• PROBLEM TO SOLVE:
Check every line below for the word "CONTRIBUTORS" and copy each one that has it.

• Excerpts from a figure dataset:
◆ ◆ ◆ ◆ ◆ ◆ ◆

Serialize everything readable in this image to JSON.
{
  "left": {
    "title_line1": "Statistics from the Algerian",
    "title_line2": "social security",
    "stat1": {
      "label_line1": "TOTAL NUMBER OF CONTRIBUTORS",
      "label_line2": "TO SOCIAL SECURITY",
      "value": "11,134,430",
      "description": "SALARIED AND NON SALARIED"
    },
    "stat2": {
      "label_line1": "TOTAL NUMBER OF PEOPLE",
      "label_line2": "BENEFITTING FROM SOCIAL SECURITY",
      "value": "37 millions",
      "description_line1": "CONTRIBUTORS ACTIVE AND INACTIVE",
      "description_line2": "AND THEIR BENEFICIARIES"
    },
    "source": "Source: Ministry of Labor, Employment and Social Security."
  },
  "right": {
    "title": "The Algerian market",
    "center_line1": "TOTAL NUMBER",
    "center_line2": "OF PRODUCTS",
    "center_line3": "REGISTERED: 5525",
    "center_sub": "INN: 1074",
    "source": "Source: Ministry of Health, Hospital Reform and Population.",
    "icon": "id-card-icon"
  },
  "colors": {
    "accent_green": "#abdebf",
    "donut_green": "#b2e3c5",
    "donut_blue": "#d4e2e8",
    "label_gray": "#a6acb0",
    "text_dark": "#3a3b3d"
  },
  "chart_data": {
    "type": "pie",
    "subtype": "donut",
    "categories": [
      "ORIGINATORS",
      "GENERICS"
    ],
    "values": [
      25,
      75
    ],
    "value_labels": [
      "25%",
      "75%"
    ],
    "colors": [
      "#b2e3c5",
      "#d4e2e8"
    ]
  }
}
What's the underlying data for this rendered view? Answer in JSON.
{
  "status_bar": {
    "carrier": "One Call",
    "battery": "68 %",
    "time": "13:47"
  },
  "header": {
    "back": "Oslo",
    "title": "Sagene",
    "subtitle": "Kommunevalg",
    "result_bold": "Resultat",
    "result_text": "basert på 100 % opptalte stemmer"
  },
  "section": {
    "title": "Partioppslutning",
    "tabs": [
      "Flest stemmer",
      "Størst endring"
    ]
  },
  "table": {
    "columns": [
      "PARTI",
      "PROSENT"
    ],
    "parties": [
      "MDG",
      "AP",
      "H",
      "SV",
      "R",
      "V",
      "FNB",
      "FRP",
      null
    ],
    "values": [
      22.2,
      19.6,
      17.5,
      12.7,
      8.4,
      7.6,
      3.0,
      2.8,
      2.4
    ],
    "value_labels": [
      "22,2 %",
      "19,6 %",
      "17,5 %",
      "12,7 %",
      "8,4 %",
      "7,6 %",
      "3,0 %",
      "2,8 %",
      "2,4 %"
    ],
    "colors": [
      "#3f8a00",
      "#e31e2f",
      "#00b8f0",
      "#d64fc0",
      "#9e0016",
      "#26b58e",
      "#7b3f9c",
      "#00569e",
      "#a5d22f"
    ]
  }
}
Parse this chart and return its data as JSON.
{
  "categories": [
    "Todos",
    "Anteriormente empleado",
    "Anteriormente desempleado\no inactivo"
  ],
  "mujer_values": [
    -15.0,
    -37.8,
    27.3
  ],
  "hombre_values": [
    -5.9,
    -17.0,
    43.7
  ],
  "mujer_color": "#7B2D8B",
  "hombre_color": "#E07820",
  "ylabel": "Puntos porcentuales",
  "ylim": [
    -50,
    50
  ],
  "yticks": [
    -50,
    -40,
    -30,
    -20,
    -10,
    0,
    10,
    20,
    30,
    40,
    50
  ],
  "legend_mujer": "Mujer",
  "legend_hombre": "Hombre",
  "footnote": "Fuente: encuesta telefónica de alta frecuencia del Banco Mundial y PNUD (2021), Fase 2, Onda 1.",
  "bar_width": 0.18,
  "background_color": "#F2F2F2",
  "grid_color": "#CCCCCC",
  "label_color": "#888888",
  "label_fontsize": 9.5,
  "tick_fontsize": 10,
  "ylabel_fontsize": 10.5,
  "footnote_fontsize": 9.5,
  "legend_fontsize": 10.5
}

◆ ◆ ◆ ◆ ◆ ◆ ◆

• EXPECTED ANSWER:
      "label_line1": "TOTAL NUMBER OF CONTRIBUTORS",
      "description_line1": "CONTRIBUTORS ACTIVE AND INACTIVE",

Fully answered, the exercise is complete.